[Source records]
● ● ●

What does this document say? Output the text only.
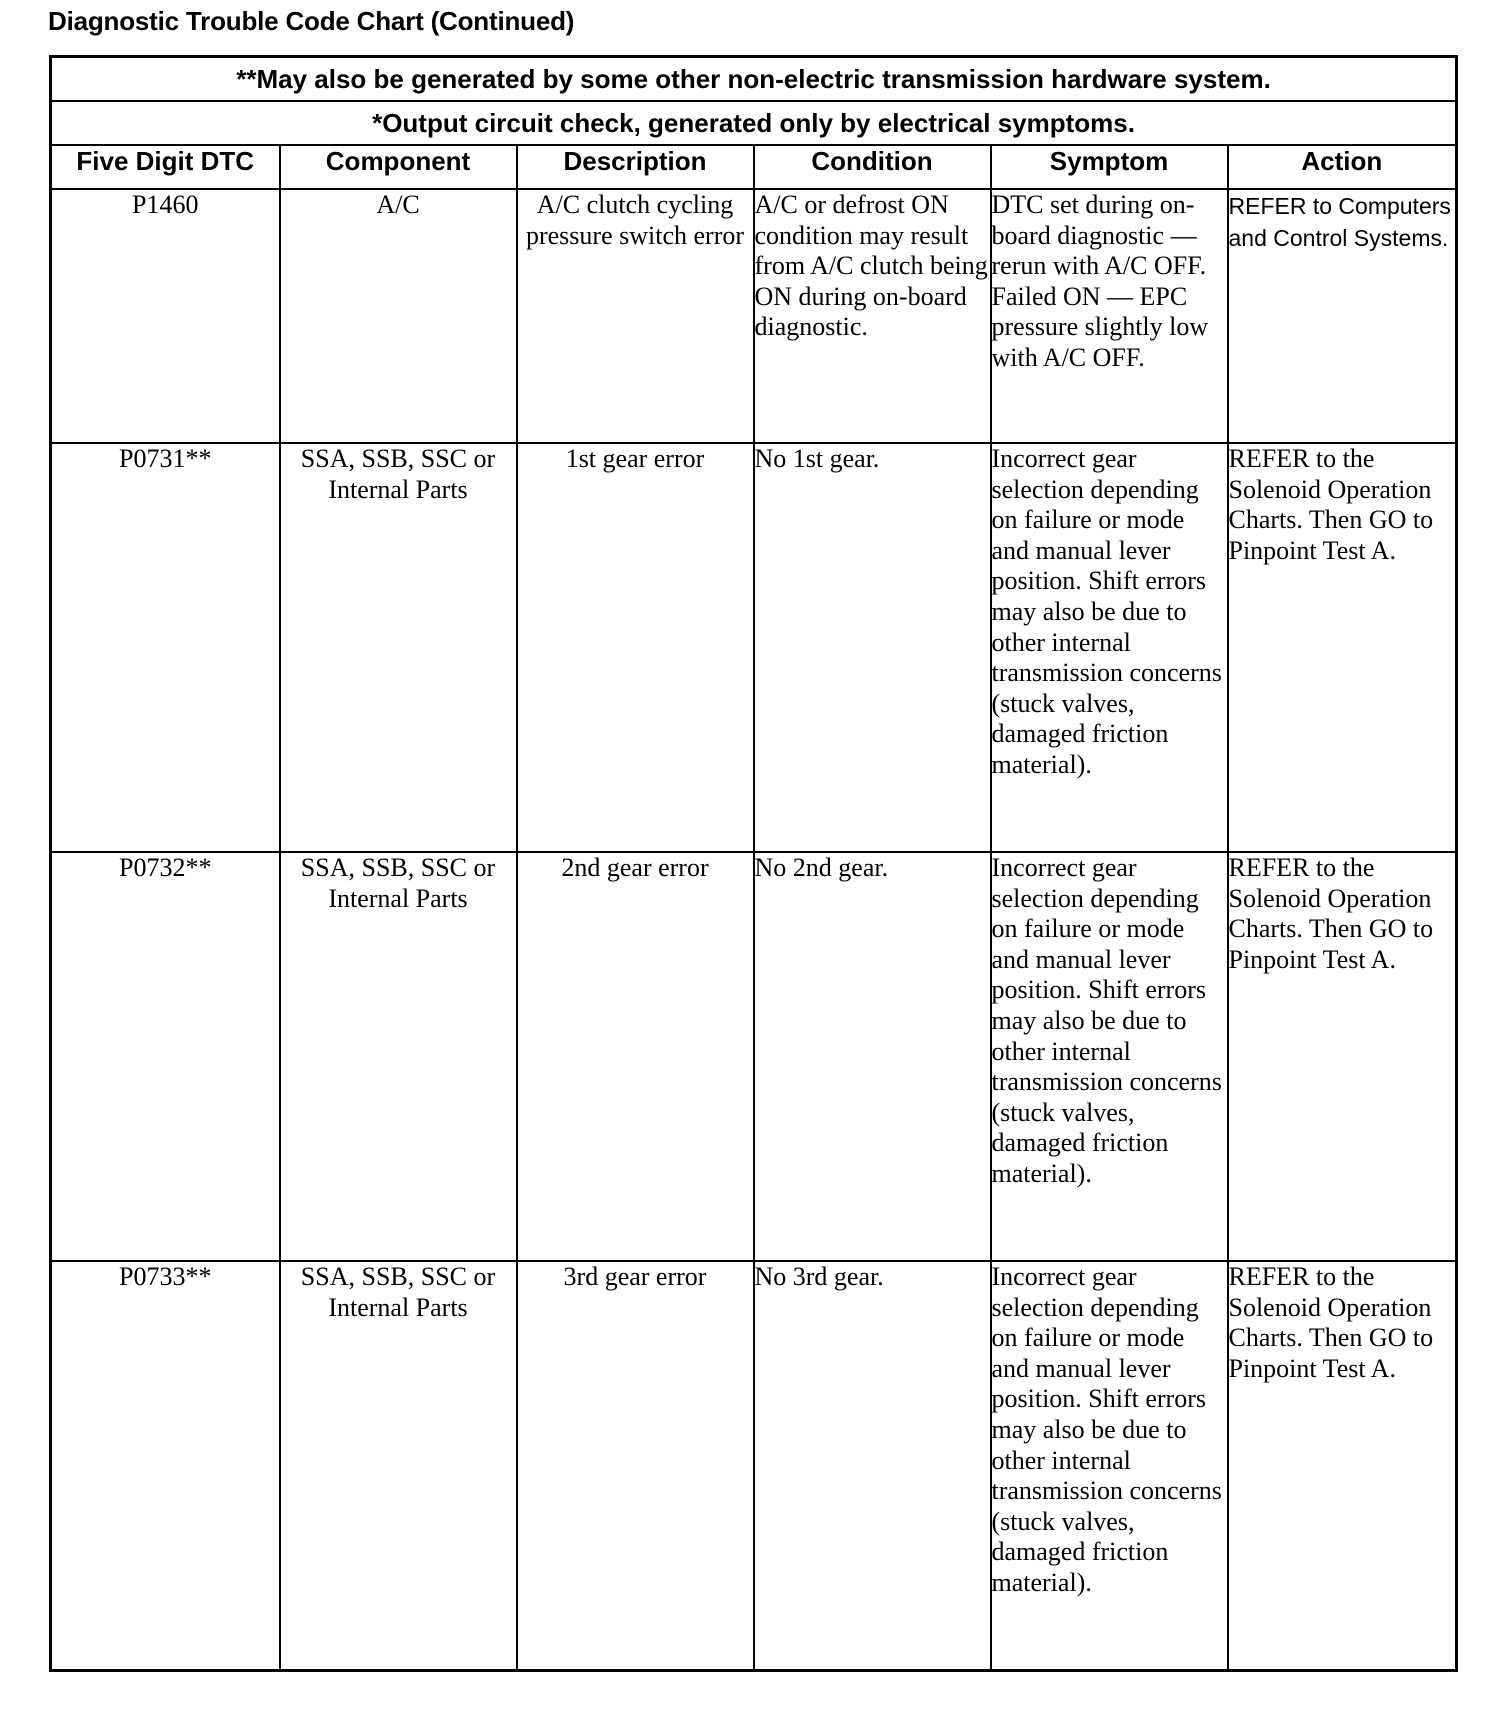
Diagnostic Trouble Code Chart (Continued)
**May also be generated by some other non-electric transmission hardware system.					
*Output circuit check, generated only by electrical symptoms.					
Five Digit DTC	Component	Description	Condition	Symptom	Action
P1460	A/C	A/C clutch cycling pressure switch error	A/C or defrost ON condition may result from A/C clutch being ON during on-board diagnostic.	DTC set during on-board diagnostic — rerun with A/C OFF. Failed ON — EPC pressure slightly low with A/C OFF.	REFER to Computers and Control Systems.
P0731**	SSA, SSB, SSC or Internal Parts	1st gear error	No 1st gear.	Incorrect gear selection depending on failure or mode and manual lever position. Shift errors may also be due to other internal transmission concerns (stuck valves, damaged friction material).	REFER to the Solenoid Operation Charts. Then GO to Pinpoint Test A.
P0732**	SSA, SSB, SSC or Internal Parts	2nd gear error	No 2nd gear.	Incorrect gear selection depending on failure or mode and manual lever position. Shift errors may also be due to other internal transmission concerns (stuck valves, damaged friction material).	REFER to the Solenoid Operation Charts. Then GO to Pinpoint Test A.
P0733**	SSA, SSB, SSC or Internal Parts	3rd gear error	No 3rd gear.	Incorrect gear selection depending on failure or mode and manual lever position. Shift errors may also be due to other internal transmission concerns (stuck valves, damaged friction material).	REFER to the Solenoid Operation Charts. Then GO to Pinpoint Test A.
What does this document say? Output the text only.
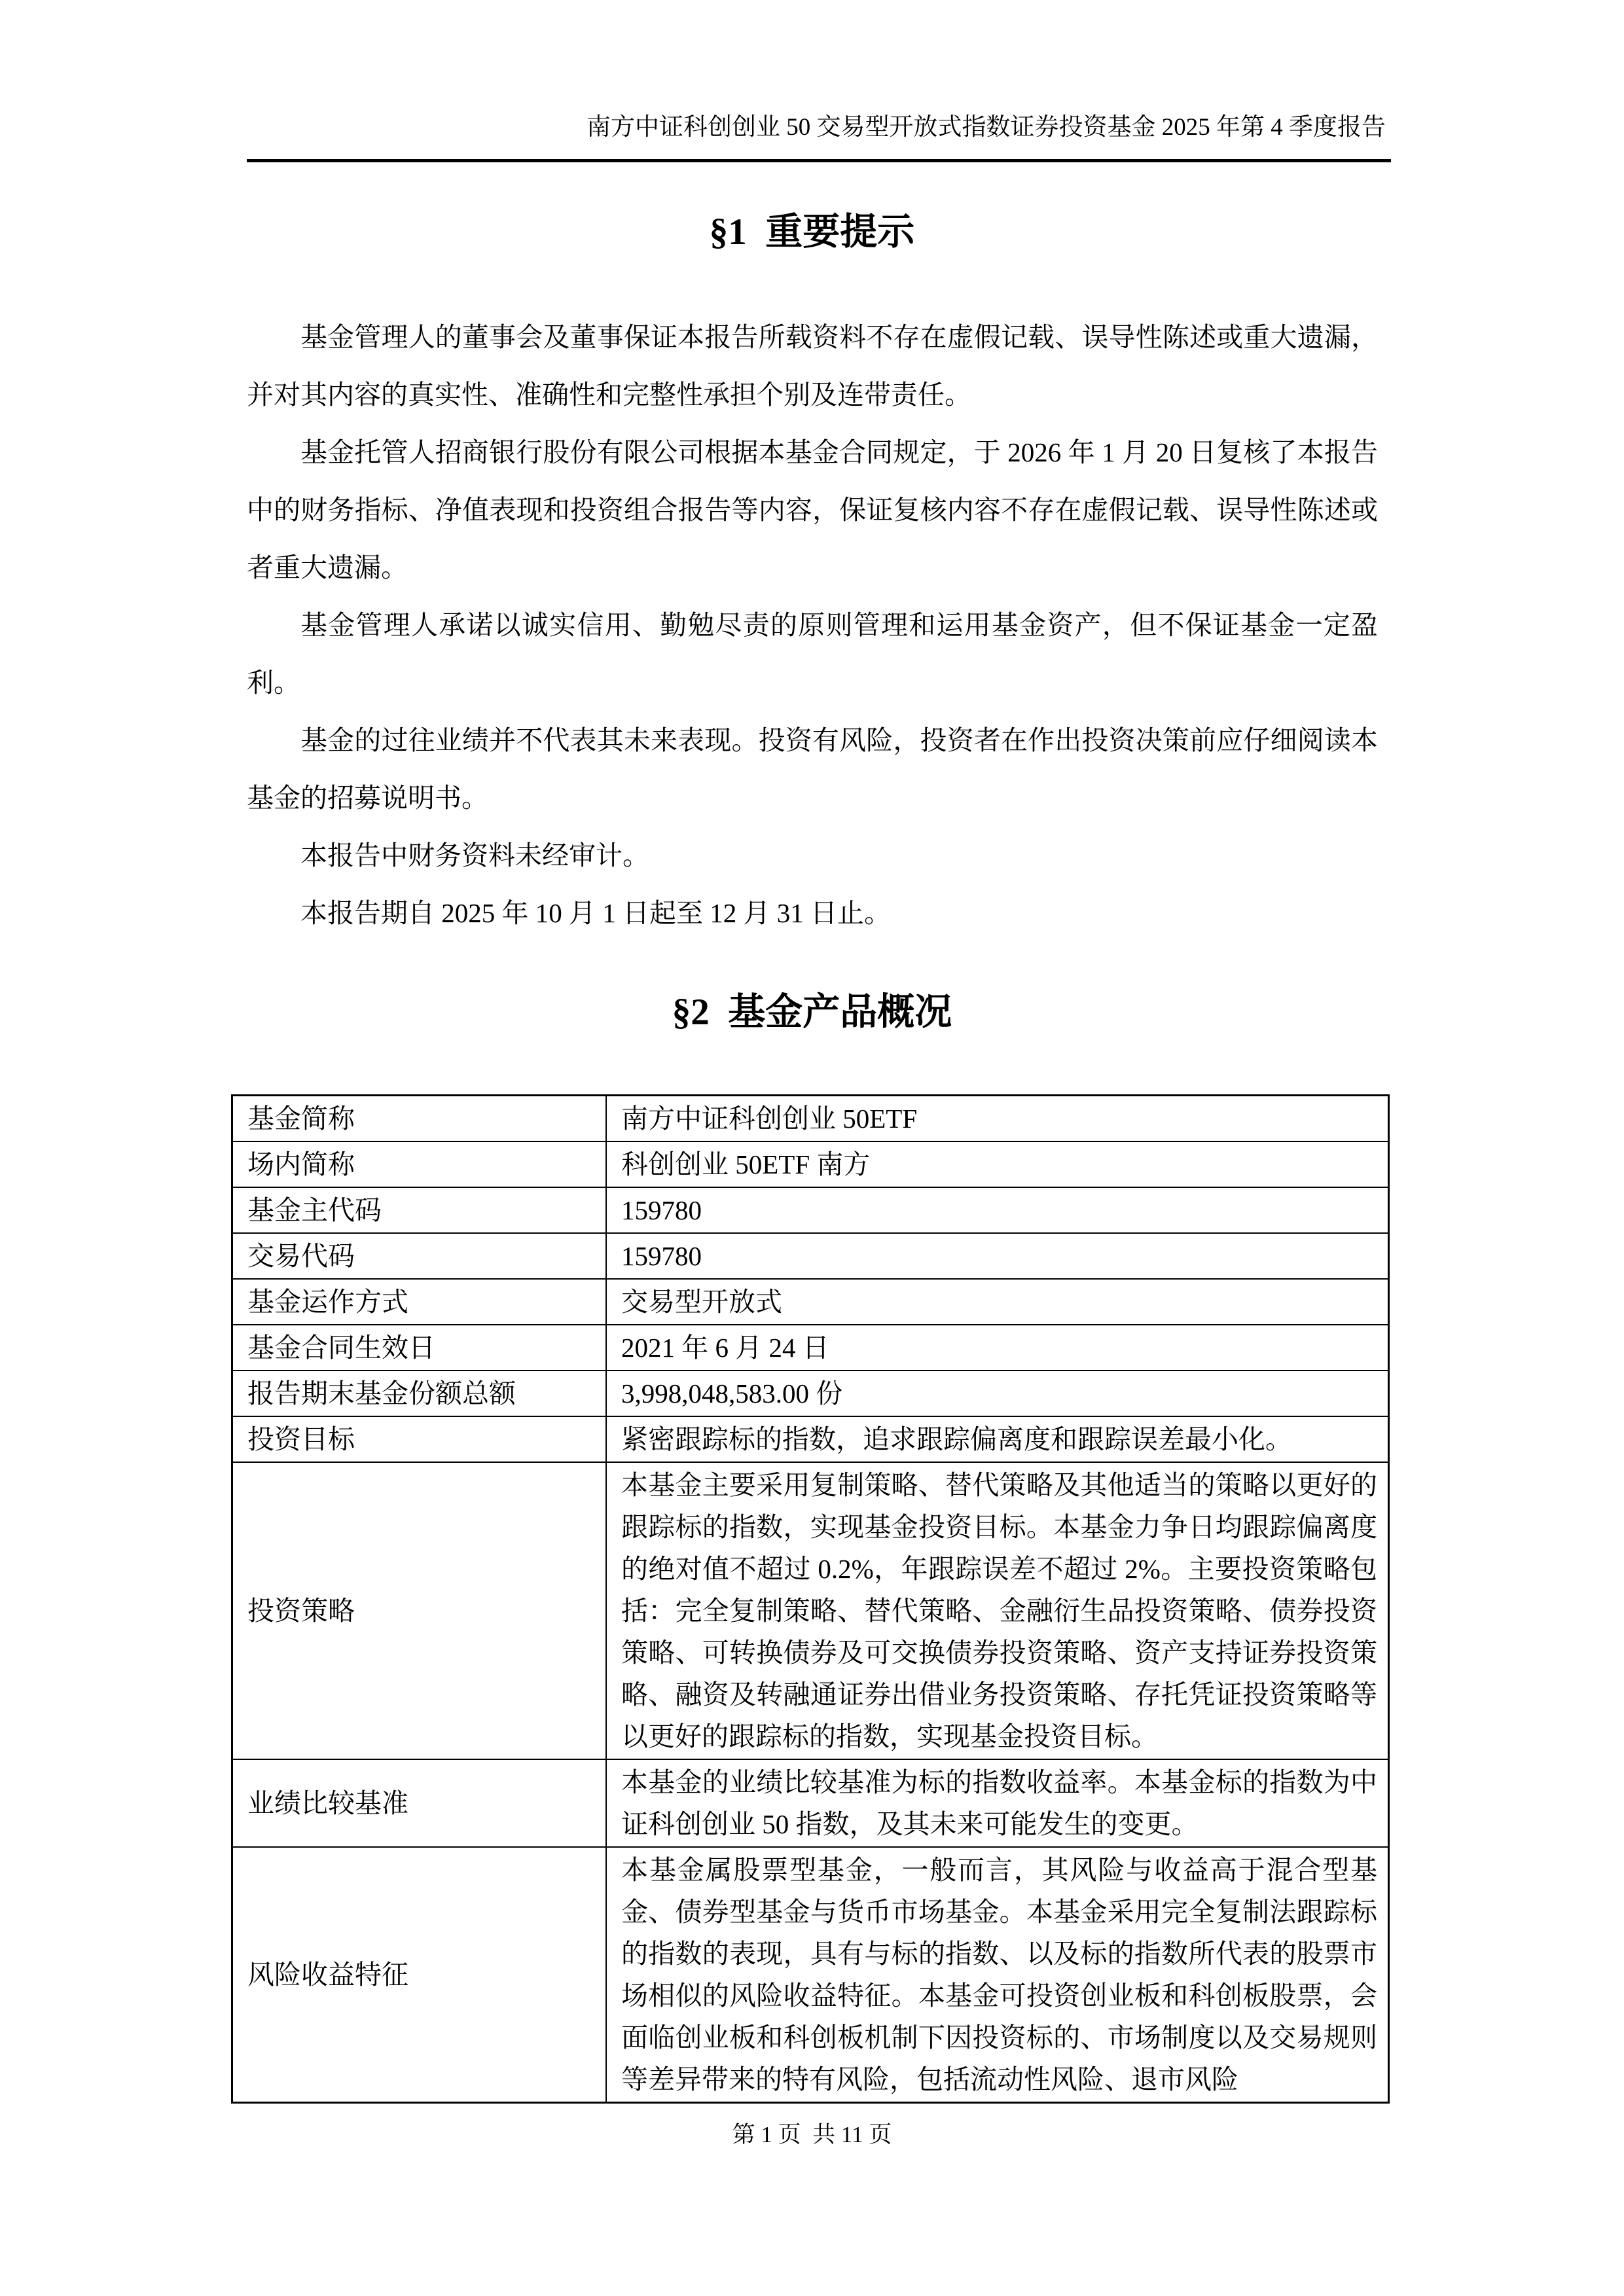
南方中证科创创业 50 交易型开放式指数证券投资基金 2025 年第 4 季度报告
§1  重要提示

基金管理人的董事会及董事保证本报告所载资料不存在虚假记载、误导性陈述或重大遗漏，并对其内容的真实性、准确性和完整性承担个别及连带责任。

基金托管人招商银行股份有限公司根据本基金合同规定，于 2026 年 1 月 20 日复核了本报告中的财务指标、净值表现和投资组合报告等内容，保证复核内容不存在虚假记载、误导性陈述或者重大遗漏。

基金管理人承诺以诚实信用、勤勉尽责的原则管理和运用基金资产，但不保证基金一定盈利。

基金的过往业绩并不代表其未来表现。投资有风险，投资者在作出投资决策前应仔细阅读本基金的招募说明书。

本报告中财务资料未经审计。

本报告期自 2025 年 10 月 1 日起至 12 月 31 日止。

§2  基金产品概况
基金简称	南方中证科创创业 50ETF
场内简称	科创创业 50ETF 南方
基金主代码	159780
交易代码	159780
基金运作方式	交易型开放式
基金合同生效日	2021 年 6 月 24 日
报告期末基金份额总额	3,998,048,583.00 份
投资目标	紧密跟踪标的指数，追求跟踪偏离度和跟踪误差最小化。
投资策略	本基金主要采用复制策略、替代策略及其他适当的策略以更好的跟踪标的指数，实现基金投资目标。本基金力争日均跟踪偏离度的绝对值不超过 0.2%，年跟踪误差不超过 2%。主要投资策略包括：完全复制策略、替代策略、金融衍生品投资策略、债券投资策略、可转换债券及可交换债券投资策略、资产支持证券投资策略、融资及转融通证券出借业务投资策略、存托凭证投资策略等以更好的跟踪标的指数，实现基金投资目标。
业绩比较基准	本基金的业绩比较基准为标的指数收益率。本基金标的指数为中证科创创业 50 指数，及其未来可能发生的变更。
风险收益特征	本基金属股票型基金，一般而言，其风险与收益高于混合型基金、债券型基金与货币市场基金。本基金采用完全复制法跟踪标的指数的表现，具有与标的指数、以及标的指数所代表的股票市场相似的风险收益特征。本基金可投资创业板和科创板股票，会面临创业板和科创板机制下因投资标的、市场制度以及交易规则等差异带来的特有风险，包括流动性风险、退市风险
第 1 页  共 11 页
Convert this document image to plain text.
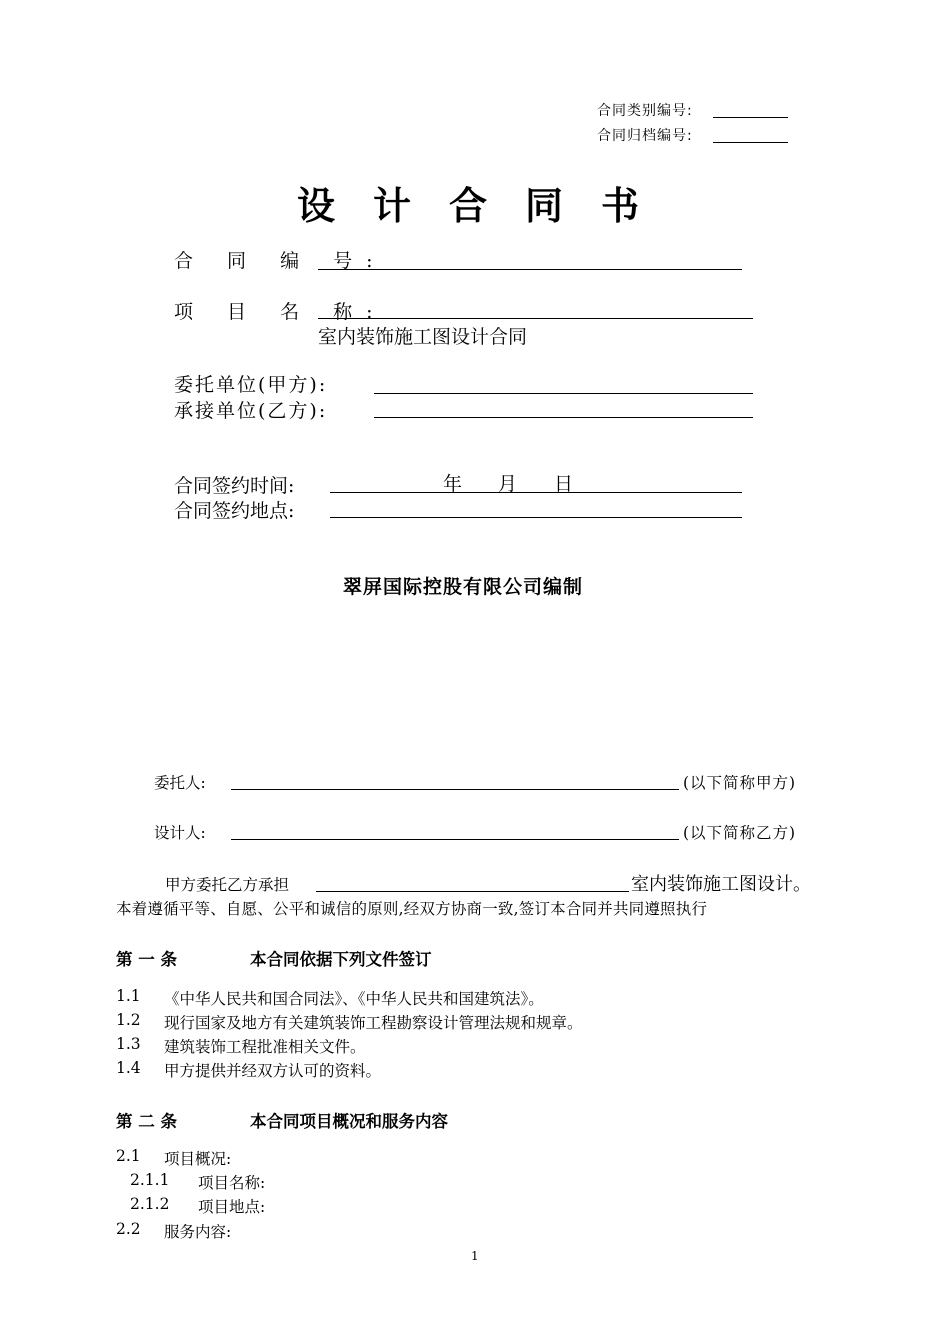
合同类别编号:
合同归档编号:
设计合同书
合 同 编 号:
项 目 名 称:
室内装饰施工图设计合同
委托单位(甲方):
承接单位(乙方):
合同签约时间:	年 月 日
合同签约地点:
翠屏国际控股有限公司编制
委托人:	(以下简称甲方)
设计人:	(以下简称乙方)
甲方委托乙方承担	室内装饰施工图设计。
本着遵循平等、自愿、公平和诚信的原则,经双方协商一致,签订本合同并共同遵照执行
第 一 条	本合同依据下列文件签订
1.1 《中华人民共和国合同法》、《中华人民共和国建筑法》。
1.2 现行国家及地方有关建筑装饰工程勘察设计管理法规和规章。
1.3 建筑装饰工程批准相关文件。
1.4 甲方提供并经双方认可的资料。
第 二 条	本合同项目概况和服务内容
2.1 项目概况:
2.1.1 项目名称:
2.1.2 项目地点:
2.2 服务内容:
1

● ● ●

■ **Directive**
Exactly reproduce the entries above, minus the pictures.

■ **Response to the task**
What does this document say? Output the text only.
Diagnostic Trouble Code Chart (Continued)
**May also be generated by some other non-electric transmission hardware system.					
*Output circuit check, generated only by electrical symptoms.					
Five Digit DTC	Component	Description	Condition	Symptom	Action
P1460	A/C	A/C clutch cycling pressure switch error	A/C or defrost ON condition may result from A/C clutch being ON during on-board diagnostic.	DTC set during on-board diagnostic — rerun with A/C OFF. Failed ON — EPC pressure slightly low with A/C OFF.	REFER to Computers and Control Systems.
P0731**	SSA, SSB, SSC or Internal Parts	1st gear error	No 1st gear.	Incorrect gear selection depending on failure or mode and manual lever position. Shift errors may also be due to other internal transmission concerns (stuck valves, damaged friction material).	REFER to the Solenoid Operation Charts. Then GO to Pinpoint Test A.
P0732**	SSA, SSB, SSC or Internal Parts	2nd gear error	No 2nd gear.	Incorrect gear selection depending on failure or mode and manual lever position. Shift errors may also be due to other internal transmission concerns (stuck valves, damaged friction material).	REFER to the Solenoid Operation Charts. Then GO to Pinpoint Test A.
P0733**	SSA, SSB, SSC or Internal Parts	3rd gear error	No 3rd gear.	Incorrect gear selection depending on failure or mode and manual lever position. Shift errors may also be due to other internal transmission concerns (stuck valves, damaged friction material).	REFER to the Solenoid Operation Charts. Then GO to Pinpoint Test A.
What does this document say? Output the text only.
南方中证科创创业 50 交易型开放式指数证券投资基金 2025 年第 4 季度报告
§1  重要提示

基金管理人的董事会及董事保证本报告所载资料不存在虚假记载、误导性陈述或重大遗漏，并对其内容的真实性、准确性和完整性承担个别及连带责任。

基金托管人招商银行股份有限公司根据本基金合同规定，于 2026 年 1 月 20 日复核了本报告中的财务指标、净值表现和投资组合报告等内容，保证复核内容不存在虚假记载、误导性陈述或者重大遗漏。

基金管理人承诺以诚实信用、勤勉尽责的原则管理和运用基金资产，但不保证基金一定盈利。

基金的过往业绩并不代表其未来表现。投资有风险，投资者在作出投资决策前应仔细阅读本基金的招募说明书。

本报告中财务资料未经审计。

本报告期自 2025 年 10 月 1 日起至 12 月 31 日止。

§2  基金产品概况
基金简称	南方中证科创创业 50ETF
场内简称	科创创业 50ETF 南方
基金主代码	159780
交易代码	159780
基金运作方式	交易型开放式
基金合同生效日	2021 年 6 月 24 日
报告期末基金份额总额	3,998,048,583.00 份
投资目标	紧密跟踪标的指数，追求跟踪偏离度和跟踪误差最小化。
投资策略	本基金主要采用复制策略、替代策略及其他适当的策略以更好的跟踪标的指数，实现基金投资目标。本基金力争日均跟踪偏离度的绝对值不超过 0.2%，年跟踪误差不超过 2%。主要投资策略包括：完全复制策略、替代策略、金融衍生品投资策略、债券投资策略、可转换债券及可交换债券投资策略、资产支持证券投资策略、融资及转融通证券出借业务投资策略、存托凭证投资策略等以更好的跟踪标的指数，实现基金投资目标。
业绩比较基准	本基金的业绩比较基准为标的指数收益率。本基金标的指数为中证科创创业 50 指数，及其未来可能发生的变更。
风险收益特征	本基金属股票型基金，一般而言，其风险与收益高于混合型基金、债券型基金与货币市场基金。本基金采用完全复制法跟踪标的指数的表现，具有与标的指数、以及标的指数所代表的股票市场相似的风险收益特征。本基金可投资创业板和科创板股票，会面临创业板和科创板机制下因投资标的、市场制度以及交易规则等差异带来的特有风险，包括流动性风险、退市风险
第 1 页  共 11 页
Convert this document image to plain text.
合同类别编号:
合同归档编号:
设计合同书
合 同 编 号:
项 目 名 称:
室内装饰施工图设计合同
委托单位(甲方):
承接单位(乙方):
合同签约时间:	年 月 日
合同签约地点:
翠屏国际控股有限公司编制
委托人:	(以下简称甲方)
设计人:	(以下简称乙方)
甲方委托乙方承担	室内装饰施工图设计。
本着遵循平等、自愿、公平和诚信的原则,经双方协商一致,签订本合同并共同遵照执行
第 一 条	本合同依据下列文件签订
1.1 《中华人民共和国合同法》、《中华人民共和国建筑法》。
1.2 现行国家及地方有关建筑装饰工程勘察设计管理法规和规章。
1.3 建筑装饰工程批准相关文件。
1.4 甲方提供并经双方认可的资料。
第 二 条	本合同项目概况和服务内容
2.1 项目概况:
2.1.1 项目名称:
2.1.2 项目地点:
2.2 服务内容:
1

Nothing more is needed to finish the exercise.